__STATED PROBLEM__: Rewrite the records below, replacing every occurrence of "screenshot" with "capture" and leaving everything else unchanged. Omit the pictures from your answer.

__RECORDS SUPPLIED__:
========

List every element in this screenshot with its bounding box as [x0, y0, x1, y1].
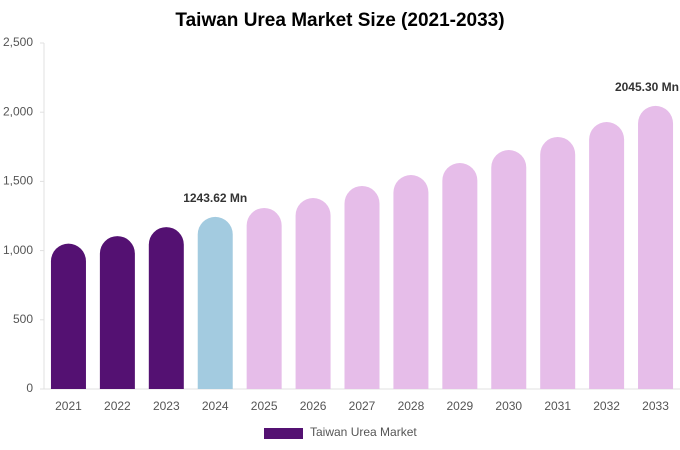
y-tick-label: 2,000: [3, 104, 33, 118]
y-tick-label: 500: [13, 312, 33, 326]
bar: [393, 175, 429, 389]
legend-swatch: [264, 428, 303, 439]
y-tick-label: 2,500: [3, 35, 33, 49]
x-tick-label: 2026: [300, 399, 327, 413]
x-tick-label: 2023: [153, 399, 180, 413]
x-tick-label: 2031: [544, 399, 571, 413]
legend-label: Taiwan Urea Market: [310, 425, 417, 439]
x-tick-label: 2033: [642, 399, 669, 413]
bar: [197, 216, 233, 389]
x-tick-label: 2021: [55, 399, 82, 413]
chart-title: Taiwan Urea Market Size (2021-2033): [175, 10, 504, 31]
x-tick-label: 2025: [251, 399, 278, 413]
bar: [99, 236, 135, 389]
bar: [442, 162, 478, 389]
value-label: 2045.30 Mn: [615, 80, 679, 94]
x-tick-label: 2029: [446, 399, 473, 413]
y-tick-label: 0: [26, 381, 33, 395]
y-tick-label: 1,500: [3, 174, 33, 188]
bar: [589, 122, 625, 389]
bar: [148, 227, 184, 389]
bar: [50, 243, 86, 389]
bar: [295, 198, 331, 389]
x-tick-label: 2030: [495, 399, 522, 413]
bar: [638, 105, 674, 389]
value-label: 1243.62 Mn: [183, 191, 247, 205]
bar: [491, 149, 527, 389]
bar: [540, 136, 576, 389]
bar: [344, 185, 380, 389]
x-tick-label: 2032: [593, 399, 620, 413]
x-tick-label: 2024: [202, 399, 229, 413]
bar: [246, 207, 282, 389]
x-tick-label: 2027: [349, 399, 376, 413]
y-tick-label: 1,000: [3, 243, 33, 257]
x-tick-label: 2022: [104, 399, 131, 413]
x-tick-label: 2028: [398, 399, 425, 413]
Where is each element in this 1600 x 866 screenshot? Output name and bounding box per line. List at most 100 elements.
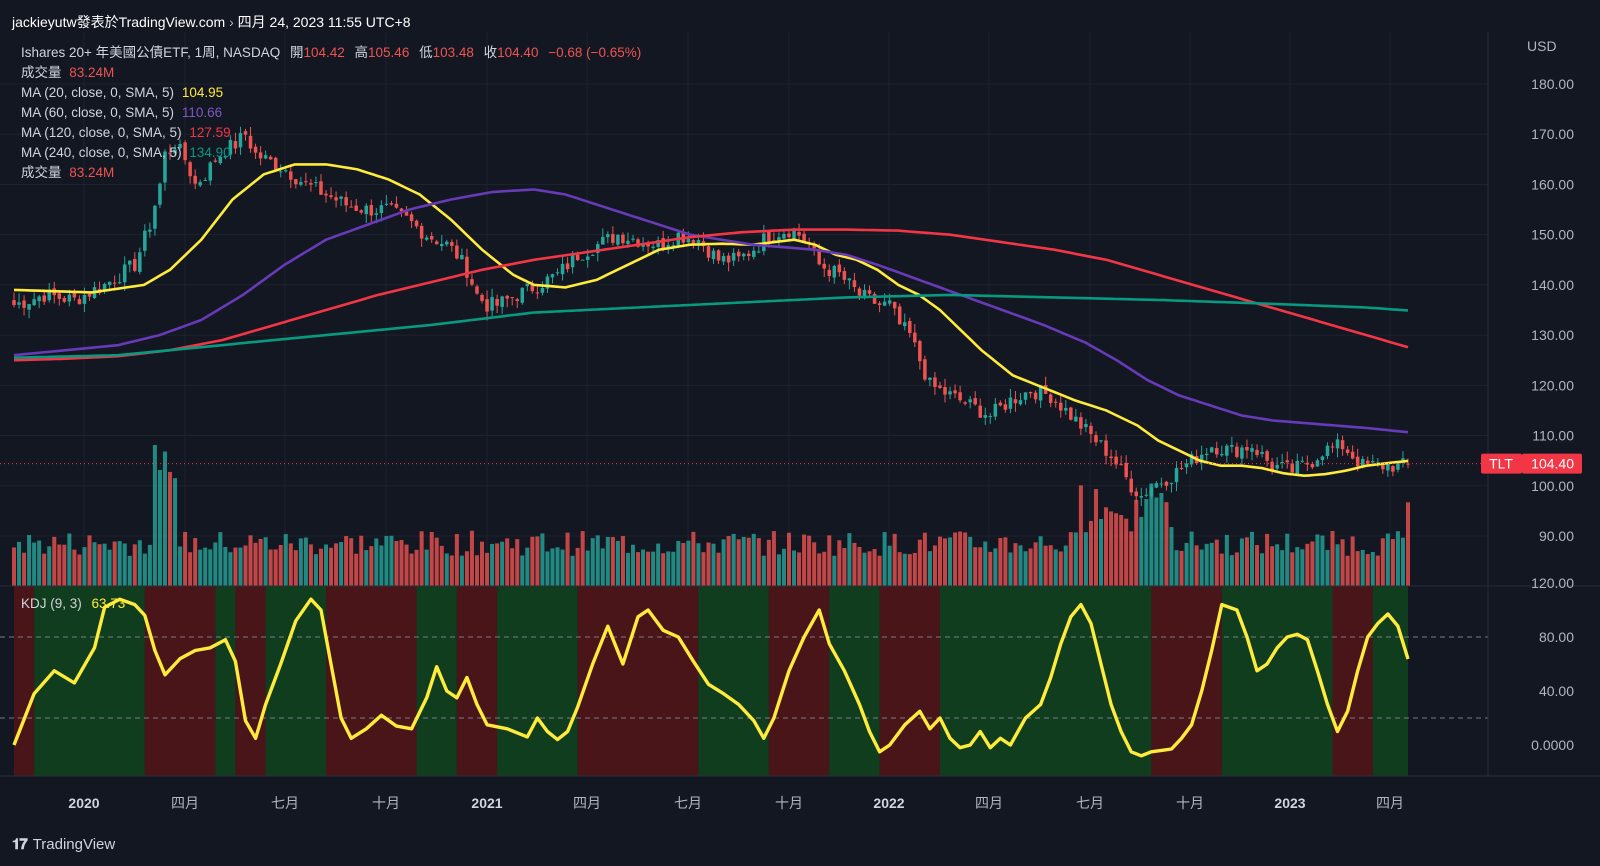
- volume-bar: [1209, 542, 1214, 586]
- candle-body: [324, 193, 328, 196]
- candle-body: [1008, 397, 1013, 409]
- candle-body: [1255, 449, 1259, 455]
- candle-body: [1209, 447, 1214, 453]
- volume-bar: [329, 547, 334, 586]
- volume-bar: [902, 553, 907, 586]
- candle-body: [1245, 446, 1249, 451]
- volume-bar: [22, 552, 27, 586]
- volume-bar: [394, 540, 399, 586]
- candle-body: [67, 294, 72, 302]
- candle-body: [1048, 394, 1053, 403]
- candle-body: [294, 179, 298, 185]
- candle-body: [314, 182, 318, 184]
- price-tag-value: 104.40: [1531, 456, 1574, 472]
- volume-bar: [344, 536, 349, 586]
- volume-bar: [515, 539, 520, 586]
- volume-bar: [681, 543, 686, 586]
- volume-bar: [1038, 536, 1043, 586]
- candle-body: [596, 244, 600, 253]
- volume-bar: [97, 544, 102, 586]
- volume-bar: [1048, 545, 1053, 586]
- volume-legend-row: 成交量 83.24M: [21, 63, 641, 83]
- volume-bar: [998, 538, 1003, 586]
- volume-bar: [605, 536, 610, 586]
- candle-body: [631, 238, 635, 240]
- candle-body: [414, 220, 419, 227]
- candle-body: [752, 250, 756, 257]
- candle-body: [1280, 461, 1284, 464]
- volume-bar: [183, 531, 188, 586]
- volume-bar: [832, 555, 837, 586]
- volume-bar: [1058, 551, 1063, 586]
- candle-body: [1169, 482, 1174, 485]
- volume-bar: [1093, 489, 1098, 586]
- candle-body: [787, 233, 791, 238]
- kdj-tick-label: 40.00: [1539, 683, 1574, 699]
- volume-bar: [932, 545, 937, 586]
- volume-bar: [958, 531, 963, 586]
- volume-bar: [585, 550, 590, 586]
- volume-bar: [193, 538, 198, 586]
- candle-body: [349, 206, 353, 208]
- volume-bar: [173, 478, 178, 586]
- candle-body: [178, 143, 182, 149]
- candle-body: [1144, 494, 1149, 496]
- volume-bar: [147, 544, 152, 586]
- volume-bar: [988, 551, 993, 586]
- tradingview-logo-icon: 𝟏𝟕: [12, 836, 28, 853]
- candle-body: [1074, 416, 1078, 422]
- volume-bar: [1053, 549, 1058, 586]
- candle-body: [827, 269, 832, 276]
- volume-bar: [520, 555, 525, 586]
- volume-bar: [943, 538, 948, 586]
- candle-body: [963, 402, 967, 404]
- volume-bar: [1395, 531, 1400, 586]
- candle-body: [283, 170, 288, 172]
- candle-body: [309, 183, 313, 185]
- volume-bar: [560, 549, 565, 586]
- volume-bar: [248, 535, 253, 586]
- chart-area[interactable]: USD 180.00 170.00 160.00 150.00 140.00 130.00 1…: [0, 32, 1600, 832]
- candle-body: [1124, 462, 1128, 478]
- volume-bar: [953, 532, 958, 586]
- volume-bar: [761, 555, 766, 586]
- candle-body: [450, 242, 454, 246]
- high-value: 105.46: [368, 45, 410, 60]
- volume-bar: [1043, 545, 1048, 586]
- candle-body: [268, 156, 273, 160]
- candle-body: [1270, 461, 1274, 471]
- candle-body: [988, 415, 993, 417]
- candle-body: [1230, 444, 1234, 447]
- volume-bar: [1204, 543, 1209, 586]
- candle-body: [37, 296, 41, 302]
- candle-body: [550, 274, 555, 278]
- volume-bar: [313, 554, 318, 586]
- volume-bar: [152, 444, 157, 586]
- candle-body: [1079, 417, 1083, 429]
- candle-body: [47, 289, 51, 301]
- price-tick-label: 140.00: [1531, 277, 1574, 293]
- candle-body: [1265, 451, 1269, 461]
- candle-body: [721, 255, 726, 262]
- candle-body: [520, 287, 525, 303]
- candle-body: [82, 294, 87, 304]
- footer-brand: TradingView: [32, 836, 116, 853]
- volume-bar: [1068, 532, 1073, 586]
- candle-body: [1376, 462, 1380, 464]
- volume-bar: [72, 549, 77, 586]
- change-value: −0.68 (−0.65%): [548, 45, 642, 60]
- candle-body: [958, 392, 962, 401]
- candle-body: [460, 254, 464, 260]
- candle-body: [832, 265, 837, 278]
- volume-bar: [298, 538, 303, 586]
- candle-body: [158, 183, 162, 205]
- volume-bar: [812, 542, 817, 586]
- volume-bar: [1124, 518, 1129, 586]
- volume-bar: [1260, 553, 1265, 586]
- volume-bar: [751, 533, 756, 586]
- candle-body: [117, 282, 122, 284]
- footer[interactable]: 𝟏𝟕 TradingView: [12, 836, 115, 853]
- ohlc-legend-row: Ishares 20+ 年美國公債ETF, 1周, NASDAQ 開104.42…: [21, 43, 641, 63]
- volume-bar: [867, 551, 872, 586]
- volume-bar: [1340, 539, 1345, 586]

========

__RESULT__:
List every element in this capture with its bounding box as [x0, y0, x1, y1].
y-tick-label: 2,000: [3, 104, 33, 118]
y-tick-label: 500: [13, 312, 33, 326]
bar: [393, 175, 429, 389]
legend-swatch: [264, 428, 303, 439]
y-tick-label: 2,500: [3, 35, 33, 49]
x-tick-label: 2026: [300, 399, 327, 413]
x-tick-label: 2023: [153, 399, 180, 413]
x-tick-label: 2031: [544, 399, 571, 413]
legend-label: Taiwan Urea Market: [310, 425, 417, 439]
x-tick-label: 2033: [642, 399, 669, 413]
bar: [197, 216, 233, 389]
x-tick-label: 2021: [55, 399, 82, 413]
chart-title: Taiwan Urea Market Size (2021-2033): [175, 10, 504, 31]
x-tick-label: 2025: [251, 399, 278, 413]
bar: [99, 236, 135, 389]
bar: [442, 162, 478, 389]
value-label: 2045.30 Mn: [615, 80, 679, 94]
x-tick-label: 2029: [446, 399, 473, 413]
y-tick-label: 0: [26, 381, 33, 395]
y-tick-label: 1,500: [3, 174, 33, 188]
bar: [589, 122, 625, 389]
bar: [148, 227, 184, 389]
bar: [50, 243, 86, 389]
bar: [295, 198, 331, 389]
x-tick-label: 2030: [495, 399, 522, 413]
bar: [638, 105, 674, 389]
value-label: 1243.62 Mn: [183, 191, 247, 205]
bar: [491, 149, 527, 389]
bar: [540, 136, 576, 389]
bar: [344, 185, 380, 389]
x-tick-label: 2032: [593, 399, 620, 413]
x-tick-label: 2024: [202, 399, 229, 413]
bar: [246, 207, 282, 389]
x-tick-label: 2027: [349, 399, 376, 413]
y-tick-label: 1,000: [3, 243, 33, 257]
x-tick-label: 2022: [104, 399, 131, 413]
x-tick-label: 2028: [398, 399, 425, 413]
Where is each element in this 1600 x 866 capture? Output name and bounding box per line. List at most 100 elements.
- volume-bar: [1209, 542, 1214, 586]
- candle-body: [324, 193, 328, 196]
- candle-body: [1008, 397, 1013, 409]
- candle-body: [1255, 449, 1259, 455]
- candle-body: [1209, 447, 1214, 453]
- volume-bar: [329, 547, 334, 586]
- volume-bar: [902, 553, 907, 586]
- candle-body: [1245, 446, 1249, 451]
- volume-bar: [22, 552, 27, 586]
- volume-bar: [394, 540, 399, 586]
- candle-body: [67, 294, 72, 302]
- candle-body: [1048, 394, 1053, 403]
- candle-body: [294, 179, 298, 185]
- candle-body: [314, 182, 318, 184]
- price-tag-value: 104.40: [1531, 456, 1574, 472]
- volume-bar: [344, 536, 349, 586]
- volume-bar: [515, 539, 520, 586]
- volume-bar: [681, 543, 686, 586]
- volume-bar: [1038, 536, 1043, 586]
- candle-body: [596, 244, 600, 253]
- volume-bar: [97, 544, 102, 586]
- volume-bar: [1048, 545, 1053, 586]
- volume-legend-row: 成交量 83.24M: [21, 63, 641, 83]
- volume-bar: [998, 538, 1003, 586]
- volume-bar: [605, 536, 610, 586]
- candle-body: [631, 238, 635, 240]
- candle-body: [414, 220, 419, 227]
- candle-body: [752, 250, 756, 257]
- candle-body: [1280, 461, 1284, 464]
- volume-bar: [183, 531, 188, 586]
- volume-bar: [832, 555, 837, 586]
- volume-bar: [1058, 551, 1063, 586]
- candle-body: [1169, 482, 1174, 485]
- volume-bar: [1093, 489, 1098, 586]
- candle-body: [787, 233, 791, 238]
- kdj-tick-label: 40.00: [1539, 683, 1574, 699]
- volume-bar: [932, 545, 937, 586]
- volume-bar: [958, 531, 963, 586]
- volume-bar: [585, 550, 590, 586]
- volume-bar: [193, 538, 198, 586]
- candle-body: [349, 206, 353, 208]
- volume-bar: [173, 478, 178, 586]
- candle-body: [178, 143, 182, 149]
- candle-body: [1144, 494, 1149, 496]
- volume-bar: [147, 544, 152, 586]
- volume-bar: [988, 551, 993, 586]
- tradingview-logo-icon: 𝟏𝟕: [12, 836, 28, 853]
- candle-body: [1074, 416, 1078, 422]
- volume-bar: [1053, 549, 1058, 586]
- candle-body: [827, 269, 832, 276]
- volume-bar: [520, 555, 525, 586]
- volume-bar: [943, 538, 948, 586]
- candle-body: [963, 402, 967, 404]
- volume-bar: [1395, 531, 1400, 586]
- candle-body: [283, 170, 288, 172]
- candle-body: [309, 183, 313, 185]
- volume-bar: [560, 549, 565, 586]
- volume-bar: [248, 535, 253, 586]
- chart-area[interactable]: USD 180.00 170.00 160.00 150.00 140.00 130.00 1…: [0, 32, 1600, 832]
- candle-body: [1124, 462, 1128, 478]
- volume-bar: [953, 532, 958, 586]
- volume-bar: [761, 555, 766, 586]
- candle-body: [450, 242, 454, 246]
- high-value: 105.46: [368, 45, 410, 60]
- volume-bar: [1043, 545, 1048, 586]
- candle-body: [268, 156, 273, 160]
- candle-body: [1270, 461, 1274, 471]
- candle-body: [988, 415, 993, 417]
- candle-body: [1230, 444, 1234, 447]
- volume-bar: [1204, 543, 1209, 586]
- candle-body: [37, 296, 41, 302]
- candle-body: [550, 274, 555, 278]
- volume-bar: [313, 554, 318, 586]
- volume-bar: [152, 444, 157, 586]
- candle-body: [1079, 417, 1083, 429]
- candle-body: [47, 289, 51, 301]
- price-tick-label: 140.00: [1531, 277, 1574, 293]
- candle-body: [1265, 451, 1269, 461]
- candle-body: [721, 255, 726, 262]
- candle-body: [520, 287, 525, 303]
- candle-body: [82, 294, 87, 304]
- footer-brand: TradingView: [32, 836, 116, 853]
- volume-bar: [1068, 532, 1073, 586]
- candle-body: [1376, 462, 1380, 464]
- volume-bar: [72, 549, 77, 586]
- change-value: −0.68 (−0.65%): [548, 45, 642, 60]
- candle-body: [958, 392, 962, 401]
- candle-body: [460, 254, 464, 260]
- candle-body: [832, 265, 837, 278]
- volume-bar: [298, 538, 303, 586]
- candle-body: [158, 183, 162, 205]
- volume-bar: [812, 542, 817, 586]
- volume-bar: [1124, 518, 1129, 586]
- volume-bar: [1260, 553, 1265, 586]
- volume-bar: [751, 533, 756, 586]
- candle-body: [117, 282, 122, 284]
- footer[interactable]: 𝟏𝟕 TradingView: [12, 836, 115, 853]
- ohlc-legend-row: Ishares 20+ 年美國公債ETF, 1周, NASDAQ 開104.42…: [21, 43, 641, 63]
- volume-bar: [867, 551, 872, 586]
- volume-bar: [1340, 539, 1345, 586]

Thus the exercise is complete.